▸ Document segment:
As citizens, individuals are influenced by held values, attitudes, and beliefs about public goods and their provision. In this context, property rights (actual and perceived), social choices and moral concerns can all be involved in the conflict between conservation and development of natural resources. The polar view to the conventional economic approach holds that the very treatment of ecological assets such as biodiversity in terms of commercial norms is itself part of the environmental crisis. The argument becomes one of the 'proper' extent of market influences and commodification. Advocates of this perspective argue that market boundaries should not cover as many environmental assets as possible. Instead, society should give greater consideration to the nature of deliberative institutions for resolving environmental problems and the social and economic framework that sustains them (O’Neil, 1997). A counterbalancing argument is that some environmental goods and services that have mixed public and private good characteristics (e.g. forests, catchments, areas with ecotourism potential and some aspects of biodiversity services) could be privatized or securitized (shares issued). In this way, self-interest and the profit motive can be made to work in favour of environmental conservation (Chichilnisky and Heal, 1998).

Use of economic values in the management of water resources

The quantification of the economic value of water resources and the identification of those instrumental values that it is not possible to quantify is of importance to the management of water resources for the five reasons (Georgiou et al., 1997) presented below.

The importance of water in national development strategies

The depletion and degradation of water resources imposes costs on nations, some of which affect the gross national product (GNP). Typically, the degradation of water resources contributes towards a reduction in GNP, whereas resource depletion contributes towards increases in GNP. However, GNP accounts do not include the costs imposed on society by resource depletion and degradation; although they would be included if GNP reflected more comprehensive measures of aggregate well-being. Although the empirical investigation of water resource depletion and degradation is in its infancy, the evidence available suggests that the costs of resource depletion and degradation are appreciable. Such estimates of resource costs estimates can play a useful role in assessing development priorities. As the costs of resource depletion and degradation are increasingly recorded and accorded greater significance, planners have greater incentives to prioritize these issues in their development plans.

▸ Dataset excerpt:
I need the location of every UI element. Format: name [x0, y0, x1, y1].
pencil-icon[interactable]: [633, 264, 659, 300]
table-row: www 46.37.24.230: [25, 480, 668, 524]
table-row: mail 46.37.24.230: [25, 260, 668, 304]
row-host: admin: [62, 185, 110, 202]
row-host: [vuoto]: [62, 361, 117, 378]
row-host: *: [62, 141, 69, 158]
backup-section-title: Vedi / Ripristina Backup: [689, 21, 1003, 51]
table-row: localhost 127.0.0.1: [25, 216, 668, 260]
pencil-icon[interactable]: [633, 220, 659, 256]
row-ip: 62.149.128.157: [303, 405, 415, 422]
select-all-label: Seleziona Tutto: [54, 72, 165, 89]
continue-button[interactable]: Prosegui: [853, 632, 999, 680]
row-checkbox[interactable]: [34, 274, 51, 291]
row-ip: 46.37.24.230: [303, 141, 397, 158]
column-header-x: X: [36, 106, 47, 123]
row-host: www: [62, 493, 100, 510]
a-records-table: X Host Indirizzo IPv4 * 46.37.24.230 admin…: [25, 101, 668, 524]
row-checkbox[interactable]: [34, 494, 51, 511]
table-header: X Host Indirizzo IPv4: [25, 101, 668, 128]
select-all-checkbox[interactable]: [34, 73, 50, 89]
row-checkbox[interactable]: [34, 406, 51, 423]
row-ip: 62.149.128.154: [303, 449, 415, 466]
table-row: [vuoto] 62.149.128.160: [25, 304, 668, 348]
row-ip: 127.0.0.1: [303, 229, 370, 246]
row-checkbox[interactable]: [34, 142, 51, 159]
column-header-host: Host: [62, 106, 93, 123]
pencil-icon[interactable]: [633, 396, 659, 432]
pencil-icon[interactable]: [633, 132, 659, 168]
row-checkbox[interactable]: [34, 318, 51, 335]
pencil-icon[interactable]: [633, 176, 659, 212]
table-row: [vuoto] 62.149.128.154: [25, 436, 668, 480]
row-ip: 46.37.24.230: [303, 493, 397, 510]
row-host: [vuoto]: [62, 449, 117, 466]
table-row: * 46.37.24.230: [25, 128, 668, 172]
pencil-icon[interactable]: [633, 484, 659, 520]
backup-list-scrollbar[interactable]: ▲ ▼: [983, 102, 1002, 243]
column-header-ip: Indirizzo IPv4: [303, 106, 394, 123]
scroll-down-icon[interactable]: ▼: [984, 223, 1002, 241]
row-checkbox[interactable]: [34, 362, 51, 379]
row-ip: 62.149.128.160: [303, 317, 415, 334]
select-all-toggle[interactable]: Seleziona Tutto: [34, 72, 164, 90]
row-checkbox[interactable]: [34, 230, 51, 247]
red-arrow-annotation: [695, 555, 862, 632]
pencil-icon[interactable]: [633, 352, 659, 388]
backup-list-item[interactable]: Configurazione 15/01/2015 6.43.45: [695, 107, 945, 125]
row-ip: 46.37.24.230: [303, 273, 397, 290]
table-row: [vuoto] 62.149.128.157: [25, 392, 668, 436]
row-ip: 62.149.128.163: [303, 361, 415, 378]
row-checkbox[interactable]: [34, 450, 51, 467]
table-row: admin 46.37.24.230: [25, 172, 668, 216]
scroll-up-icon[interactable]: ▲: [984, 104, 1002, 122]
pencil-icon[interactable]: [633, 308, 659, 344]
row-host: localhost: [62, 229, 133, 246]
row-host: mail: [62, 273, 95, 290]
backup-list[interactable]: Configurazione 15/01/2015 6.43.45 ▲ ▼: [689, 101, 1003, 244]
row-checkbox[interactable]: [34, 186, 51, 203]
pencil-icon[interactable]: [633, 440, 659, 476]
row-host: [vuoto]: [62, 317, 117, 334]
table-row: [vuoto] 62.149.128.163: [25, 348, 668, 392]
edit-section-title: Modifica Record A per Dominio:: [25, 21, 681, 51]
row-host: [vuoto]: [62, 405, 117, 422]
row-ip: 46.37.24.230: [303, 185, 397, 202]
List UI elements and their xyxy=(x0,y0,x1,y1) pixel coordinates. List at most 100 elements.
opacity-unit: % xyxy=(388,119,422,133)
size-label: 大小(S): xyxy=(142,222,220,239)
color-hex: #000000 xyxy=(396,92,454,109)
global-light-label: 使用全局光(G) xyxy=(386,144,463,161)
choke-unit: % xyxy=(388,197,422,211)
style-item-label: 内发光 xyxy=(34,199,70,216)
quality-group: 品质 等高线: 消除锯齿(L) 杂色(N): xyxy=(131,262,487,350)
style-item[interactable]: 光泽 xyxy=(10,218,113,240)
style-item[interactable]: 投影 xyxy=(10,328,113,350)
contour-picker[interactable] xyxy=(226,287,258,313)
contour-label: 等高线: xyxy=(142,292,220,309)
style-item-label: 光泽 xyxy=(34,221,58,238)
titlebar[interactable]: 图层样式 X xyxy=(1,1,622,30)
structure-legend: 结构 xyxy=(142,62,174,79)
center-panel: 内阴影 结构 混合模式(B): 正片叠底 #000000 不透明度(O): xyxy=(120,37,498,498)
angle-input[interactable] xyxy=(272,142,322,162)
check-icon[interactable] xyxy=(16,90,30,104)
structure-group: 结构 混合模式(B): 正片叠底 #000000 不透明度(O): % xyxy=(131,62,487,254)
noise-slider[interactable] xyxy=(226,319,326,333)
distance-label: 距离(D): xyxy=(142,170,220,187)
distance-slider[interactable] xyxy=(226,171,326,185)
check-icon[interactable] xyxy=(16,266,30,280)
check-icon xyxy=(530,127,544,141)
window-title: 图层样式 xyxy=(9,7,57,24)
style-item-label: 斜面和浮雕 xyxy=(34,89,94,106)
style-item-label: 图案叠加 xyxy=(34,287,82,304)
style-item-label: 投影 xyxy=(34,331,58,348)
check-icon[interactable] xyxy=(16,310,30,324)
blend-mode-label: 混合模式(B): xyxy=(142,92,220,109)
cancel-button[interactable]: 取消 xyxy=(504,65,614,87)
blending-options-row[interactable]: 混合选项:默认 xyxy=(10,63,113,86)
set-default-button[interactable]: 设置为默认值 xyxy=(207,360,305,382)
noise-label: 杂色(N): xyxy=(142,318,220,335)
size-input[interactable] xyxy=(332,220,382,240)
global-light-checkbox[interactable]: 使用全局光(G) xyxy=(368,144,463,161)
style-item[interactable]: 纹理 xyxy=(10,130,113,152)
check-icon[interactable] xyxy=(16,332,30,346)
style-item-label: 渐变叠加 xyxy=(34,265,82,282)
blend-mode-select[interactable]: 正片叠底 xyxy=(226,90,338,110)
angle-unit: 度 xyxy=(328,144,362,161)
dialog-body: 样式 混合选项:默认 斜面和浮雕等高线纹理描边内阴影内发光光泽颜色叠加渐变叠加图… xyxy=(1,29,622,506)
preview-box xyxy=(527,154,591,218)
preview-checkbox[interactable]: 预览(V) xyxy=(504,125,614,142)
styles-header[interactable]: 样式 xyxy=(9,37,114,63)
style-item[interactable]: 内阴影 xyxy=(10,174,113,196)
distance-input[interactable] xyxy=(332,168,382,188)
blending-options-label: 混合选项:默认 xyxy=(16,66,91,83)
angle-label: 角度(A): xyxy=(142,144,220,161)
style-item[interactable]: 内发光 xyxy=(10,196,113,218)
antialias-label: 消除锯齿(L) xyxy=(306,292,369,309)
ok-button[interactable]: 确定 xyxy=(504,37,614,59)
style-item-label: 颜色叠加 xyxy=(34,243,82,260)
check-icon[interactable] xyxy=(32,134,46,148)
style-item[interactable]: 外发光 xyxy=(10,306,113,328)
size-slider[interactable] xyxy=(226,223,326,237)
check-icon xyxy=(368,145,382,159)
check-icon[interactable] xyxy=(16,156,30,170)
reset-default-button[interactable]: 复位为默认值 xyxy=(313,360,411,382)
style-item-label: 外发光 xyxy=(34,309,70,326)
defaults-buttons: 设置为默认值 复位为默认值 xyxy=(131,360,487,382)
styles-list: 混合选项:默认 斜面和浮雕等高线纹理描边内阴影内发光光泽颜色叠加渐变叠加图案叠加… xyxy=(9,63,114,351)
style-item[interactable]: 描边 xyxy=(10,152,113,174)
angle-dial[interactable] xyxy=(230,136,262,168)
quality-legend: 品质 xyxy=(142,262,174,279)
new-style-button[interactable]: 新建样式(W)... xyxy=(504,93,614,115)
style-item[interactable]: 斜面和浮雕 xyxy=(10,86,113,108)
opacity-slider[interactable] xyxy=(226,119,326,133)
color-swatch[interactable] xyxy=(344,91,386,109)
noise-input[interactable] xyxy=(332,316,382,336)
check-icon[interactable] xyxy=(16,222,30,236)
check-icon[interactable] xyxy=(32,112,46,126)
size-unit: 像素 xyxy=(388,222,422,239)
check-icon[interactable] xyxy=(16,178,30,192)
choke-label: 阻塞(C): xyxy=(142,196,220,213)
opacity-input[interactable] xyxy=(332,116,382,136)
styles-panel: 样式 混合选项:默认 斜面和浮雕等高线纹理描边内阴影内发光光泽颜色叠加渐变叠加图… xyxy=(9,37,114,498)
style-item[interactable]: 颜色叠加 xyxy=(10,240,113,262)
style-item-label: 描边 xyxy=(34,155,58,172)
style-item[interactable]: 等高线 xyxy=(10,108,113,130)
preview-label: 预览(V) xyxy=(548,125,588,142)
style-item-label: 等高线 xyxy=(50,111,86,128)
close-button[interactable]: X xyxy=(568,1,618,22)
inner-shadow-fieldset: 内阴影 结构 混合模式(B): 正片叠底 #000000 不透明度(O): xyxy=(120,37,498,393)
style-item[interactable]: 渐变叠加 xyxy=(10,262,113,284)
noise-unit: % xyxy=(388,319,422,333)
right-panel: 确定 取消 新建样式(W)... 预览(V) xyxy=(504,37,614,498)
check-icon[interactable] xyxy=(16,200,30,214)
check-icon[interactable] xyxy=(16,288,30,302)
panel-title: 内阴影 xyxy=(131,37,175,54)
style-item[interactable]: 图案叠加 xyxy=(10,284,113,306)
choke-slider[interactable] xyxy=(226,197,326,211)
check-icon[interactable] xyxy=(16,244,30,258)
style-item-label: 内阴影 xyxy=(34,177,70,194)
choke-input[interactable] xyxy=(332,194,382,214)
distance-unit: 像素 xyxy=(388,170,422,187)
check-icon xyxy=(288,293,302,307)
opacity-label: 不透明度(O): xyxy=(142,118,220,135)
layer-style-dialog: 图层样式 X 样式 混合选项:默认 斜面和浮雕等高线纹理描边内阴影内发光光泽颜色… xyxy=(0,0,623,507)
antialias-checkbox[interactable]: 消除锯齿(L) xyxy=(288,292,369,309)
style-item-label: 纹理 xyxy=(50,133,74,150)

▸ Exercise instructions:
(A) According to the passage on water resource economics, what does the degradation of water resources typically do to GNP?
(B) Pick up the passage on water resource economics after its final sentence and keep writing it.

▸ Answers for this exercise:
(A) It typically contributes to a reduction in GNP.

(B)
Modification of national accounts

As mentioned above, national accounts are deficient in the treatment given to environmental resources, such as water. Measures of economic activity ignore the resource flows that take place in the economy. These fail to record important activities that affect the sustainability of the economy and of well-being. Thus, there is a need to modify national accounts such that they record "stocks" and "flows" of natural resources. GNP should account for depreciation of resource stocks (including water resources) in the same manner that it incorporates depreciation of human-induced capital (net national income = gross national income - estimated depreciation of human-induced capital). This would provide a measure of the 'draw down' on water 'capital' and the losses that accrue to human well-being from the use of goods and services provided by water resources (e.g. through pollution of returns flows of water). Both adjustments involve economic valuation, although national accountants have not agreed how best to make the appropriate adjustments.

The setting of national and sectoral priorities

Information on the economic value of changes in water policy can assist governments in setting policy and sectoral priorities. A comparison of the benefits and of the costs of planned changes in policy is required in order to establish whether they are potentially worthwhile. Valuation can be used to influence the allocation of irrigation water, ensuring that water is directed towards priority areas (in addition to its role in efficiency pricing). For example, decision-makers can use it as an aid in the allocation of water between hydroelectric power generation and storage for irrigated agriculture. There is a particular need to review sectoral priorities in terms of economic benefits and costs, which has perhaps even greater force in the developing countries where government income is at a premium.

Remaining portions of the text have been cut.